EXCERPTED PASSAGE:
________________________________________

[Tutor] strange difference between two functions

[Michael Janssen]

On Mon, 15 Dec 2003, Hameed Khan wrote:

> hi,
>   i was reading the tutorial comes with python
> documentation. i found 2 example functions in it. but
> i cant understand these functions because of their
> different output. so if any one of you out there can
> tell me why there are giving different outputs just
> because of a if check. that will be very nice of you.
> below is the output directly copied from interactive
> python prompt.
>
>
> # function one #
> >>> # function one
> ... def f(a, L=[]):
> ...     L.append(a)
> ...     return L
> ...
> >>> f(1)
> [1]
> >>> f(2)
> [1, 2]
> >>> f(3)
> [1, 2, 3]
>
>
> # function two #
> >>> # function two
> ... def f2(a, L=[]):
> ...     if not L:
> ...             L = []
> ...     L.append(a)
> ...     return L
> ...
> >>> f2(1)
> [1]
> >>> f2(2)
> [2]
> >>> f2(3)
> [3]
> >>>

The python tutorial (setcion 4.71) claims "The default value is
evaluated only once" and continues with the much more astonishing story
about python mutuable types like lists. "evaluated only once" is
probably better shown this way:

>>> import time
>>> def yet(t=time.time()):
...  return t
...
>>> yet()
1071502070.145452
>>> yet()

________________________________________

EXERCISE TASK: Copy out everything in the forum thread from "[Michael Janssen]" down to "nice of you.", swapping "functions" for "routines" wherever it occurs. The lines that follow have nothing to do with the forum thread.

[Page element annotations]
________________________________________

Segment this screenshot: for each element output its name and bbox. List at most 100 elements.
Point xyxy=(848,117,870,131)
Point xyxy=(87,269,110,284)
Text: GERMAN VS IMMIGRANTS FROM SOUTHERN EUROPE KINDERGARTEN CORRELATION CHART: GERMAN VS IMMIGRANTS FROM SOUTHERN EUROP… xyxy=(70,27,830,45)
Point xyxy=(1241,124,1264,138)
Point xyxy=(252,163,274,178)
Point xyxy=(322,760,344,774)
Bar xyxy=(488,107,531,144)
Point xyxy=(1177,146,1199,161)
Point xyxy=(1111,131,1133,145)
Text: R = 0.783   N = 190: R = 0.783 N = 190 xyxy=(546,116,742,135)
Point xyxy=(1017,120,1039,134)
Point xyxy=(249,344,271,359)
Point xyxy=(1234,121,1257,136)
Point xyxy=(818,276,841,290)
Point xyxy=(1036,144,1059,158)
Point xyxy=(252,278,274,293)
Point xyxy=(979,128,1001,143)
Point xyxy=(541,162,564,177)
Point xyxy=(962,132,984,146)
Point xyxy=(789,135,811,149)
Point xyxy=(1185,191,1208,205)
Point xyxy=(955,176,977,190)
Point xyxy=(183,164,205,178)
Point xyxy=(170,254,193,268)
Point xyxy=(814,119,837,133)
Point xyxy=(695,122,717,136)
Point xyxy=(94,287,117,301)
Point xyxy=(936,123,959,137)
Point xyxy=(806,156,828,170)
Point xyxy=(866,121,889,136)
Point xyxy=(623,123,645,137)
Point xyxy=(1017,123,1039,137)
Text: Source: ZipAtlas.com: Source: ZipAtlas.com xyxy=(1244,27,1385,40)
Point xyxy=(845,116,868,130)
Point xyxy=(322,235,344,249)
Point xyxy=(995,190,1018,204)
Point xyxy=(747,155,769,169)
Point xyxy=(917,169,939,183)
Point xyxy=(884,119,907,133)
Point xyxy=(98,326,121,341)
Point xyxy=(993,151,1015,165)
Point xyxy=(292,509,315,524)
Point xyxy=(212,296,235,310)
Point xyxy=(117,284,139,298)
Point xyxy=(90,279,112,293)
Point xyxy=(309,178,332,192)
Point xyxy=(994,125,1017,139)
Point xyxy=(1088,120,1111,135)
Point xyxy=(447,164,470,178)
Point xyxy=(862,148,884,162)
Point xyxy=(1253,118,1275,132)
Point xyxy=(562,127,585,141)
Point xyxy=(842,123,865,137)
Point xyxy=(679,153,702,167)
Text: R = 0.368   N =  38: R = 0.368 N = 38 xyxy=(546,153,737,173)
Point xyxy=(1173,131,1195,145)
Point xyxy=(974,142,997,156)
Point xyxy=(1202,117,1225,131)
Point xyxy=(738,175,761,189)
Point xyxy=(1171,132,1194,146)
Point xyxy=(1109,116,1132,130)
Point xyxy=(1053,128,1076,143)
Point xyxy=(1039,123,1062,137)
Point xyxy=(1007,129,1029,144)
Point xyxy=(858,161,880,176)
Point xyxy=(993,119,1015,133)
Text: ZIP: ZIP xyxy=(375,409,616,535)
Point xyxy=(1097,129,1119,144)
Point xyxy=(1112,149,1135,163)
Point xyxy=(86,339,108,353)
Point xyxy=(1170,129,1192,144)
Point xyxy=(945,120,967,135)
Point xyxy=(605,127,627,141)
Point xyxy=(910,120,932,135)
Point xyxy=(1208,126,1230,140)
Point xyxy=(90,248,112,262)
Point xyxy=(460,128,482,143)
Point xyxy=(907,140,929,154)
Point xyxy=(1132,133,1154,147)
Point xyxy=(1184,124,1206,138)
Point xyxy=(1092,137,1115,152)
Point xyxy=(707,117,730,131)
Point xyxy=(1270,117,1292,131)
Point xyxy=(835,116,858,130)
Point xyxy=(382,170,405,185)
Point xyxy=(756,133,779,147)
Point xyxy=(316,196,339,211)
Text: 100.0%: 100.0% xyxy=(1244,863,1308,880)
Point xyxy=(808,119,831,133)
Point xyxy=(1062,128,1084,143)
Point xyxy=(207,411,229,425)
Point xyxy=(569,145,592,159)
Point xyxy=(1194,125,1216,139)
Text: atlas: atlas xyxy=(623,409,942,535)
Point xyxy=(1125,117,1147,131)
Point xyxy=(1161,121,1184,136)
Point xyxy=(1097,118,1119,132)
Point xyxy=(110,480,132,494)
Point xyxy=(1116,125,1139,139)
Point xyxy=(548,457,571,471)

________________________________________

THE COMPLETED TASK:
[Michael Janssen]

On Mon, 15 Dec 2003, Hameed Khan wrote:

> hi,
>   i was reading the tutorial comes with python
> documentation. i found 2 example routines in it. but
> i cant understand these routines because of their
> different output. so if any one of you out there can
> tell me why there are giving different outputs just
> because of a if check. that will be very nice of you.